**WHAT TO PRODUCE**
Skip the pictures. Transcribe the rest of the data below without changing a word.

**DATASET CONTENT**
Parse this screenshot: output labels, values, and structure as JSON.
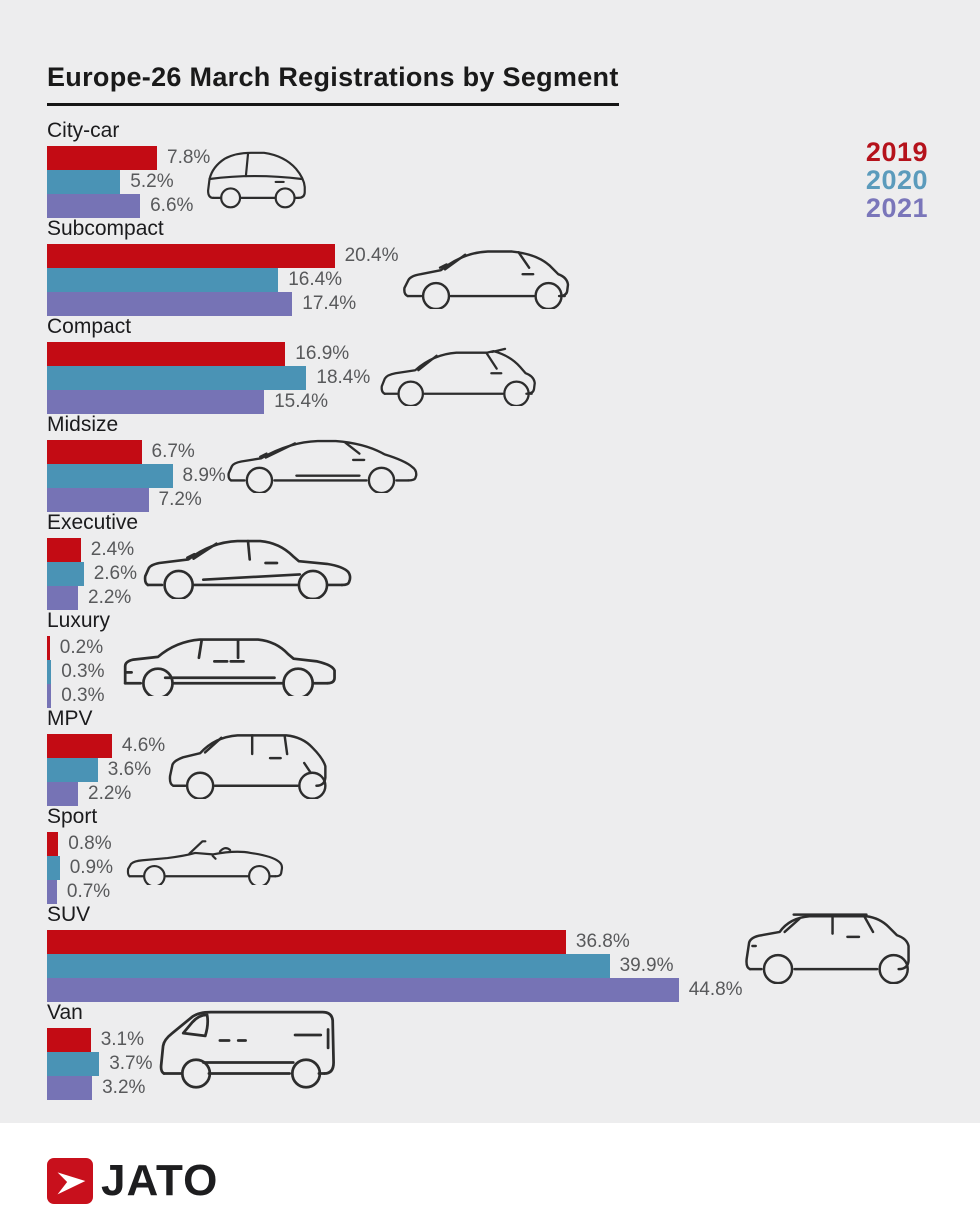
{
  "title": "Europe-26 March Registrations by Segment",
  "legend": [
    {
      "label": "2019",
      "color": "#b5121b"
    },
    {
      "label": "2020",
      "color": "#5b9bbc"
    },
    {
      "label": "2021",
      "color": "#7a76ba"
    }
  ],
  "icons": [
    "city-car-icon",
    "subcompact-car-icon",
    "compact-car-icon",
    "midsize-car-icon",
    "executive-car-icon",
    "luxury-car-icon",
    "mpv-car-icon",
    "sport-car-icon",
    "suv-car-icon",
    "van-icon"
  ],
  "logo": {
    "text": "JATO",
    "mark": "jato-arrow-icon",
    "mark_color": "#c8101c"
  },
  "colors": {
    "background": "#ededee",
    "footer": "#ffffff",
    "value_text": "#58595b",
    "car_outline": "#2d2d2d"
  },
  "chart_data": {
    "type": "bar",
    "orientation": "horizontal",
    "title": "Europe-26 March Registrations by Segment",
    "categories": [
      "City-car",
      "Subcompact",
      "Compact",
      "Midsize",
      "Executive",
      "Luxury",
      "MPV",
      "Sport",
      "SUV",
      "Van"
    ],
    "series": [
      {
        "name": "2019",
        "color": "#c30b14",
        "values": [
          7.8,
          20.4,
          16.9,
          6.7,
          2.4,
          0.2,
          4.6,
          0.8,
          36.8,
          3.1
        ]
      },
      {
        "name": "2020",
        "color": "#4a93b5",
        "values": [
          5.2,
          16.4,
          18.4,
          8.9,
          2.6,
          0.3,
          3.6,
          0.9,
          39.9,
          3.7
        ]
      },
      {
        "name": "2021",
        "color": "#7673b5",
        "values": [
          6.6,
          17.4,
          15.4,
          7.2,
          2.2,
          0.3,
          2.2,
          0.7,
          44.8,
          3.2
        ]
      }
    ],
    "value_suffix": "%",
    "value_labels": true,
    "xlim": [
      0,
      46
    ],
    "grid": false,
    "legend_position": "top-right"
  }
}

**REPLY TO THE EXERCISE**
Parse this screenshot: output labels, values, and structure as JSON.
{
  "title": "Europe-26 March Registrations by Segment",
  "legend": [
    {
      "label": "2019",
      "color": "#b5121b"
    },
    {
      "label": "2020",
      "color": "#5b9bbc"
    },
    {
      "label": "2021",
      "color": "#7a76ba"
    }
  ],
  "icons": [
    "city-car-icon",
    "subcompact-car-icon",
    "compact-car-icon",
    "midsize-car-icon",
    "executive-car-icon",
    "luxury-car-icon",
    "mpv-car-icon",
    "sport-car-icon",
    "suv-car-icon",
    "van-icon"
  ],
  "logo": {
    "text": "JATO",
    "mark": "jato-arrow-icon",
    "mark_color": "#c8101c"
  },
  "colors": {
    "background": "#ededee",
    "footer": "#ffffff",
    "value_text": "#58595b",
    "car_outline": "#2d2d2d"
  },
  "chart_data": {
    "type": "bar",
    "orientation": "horizontal",
    "title": "Europe-26 March Registrations by Segment",
    "categories": [
      "City-car",
      "Subcompact",
      "Compact",
      "Midsize",
      "Executive",
      "Luxury",
      "MPV",
      "Sport",
      "SUV",
      "Van"
    ],
    "series": [
      {
        "name": "2019",
        "color": "#c30b14",
        "values": [
          7.8,
          20.4,
          16.9,
          6.7,
          2.4,
          0.2,
          4.6,
          0.8,
          36.8,
          3.1
        ]
      },
      {
        "name": "2020",
        "color": "#4a93b5",
        "values": [
          5.2,
          16.4,
          18.4,
          8.9,
          2.6,
          0.3,
          3.6,
          0.9,
          39.9,
          3.7
        ]
      },
      {
        "name": "2021",
        "color": "#7673b5",
        "values": [
          6.6,
          17.4,
          15.4,
          7.2,
          2.2,
          0.3,
          2.2,
          0.7,
          44.8,
          3.2
        ]
      }
    ],
    "value_suffix": "%",
    "value_labels": true,
    "xlim": [
      0,
      46
    ],
    "grid": false,
    "legend_position": "top-right"
  }
}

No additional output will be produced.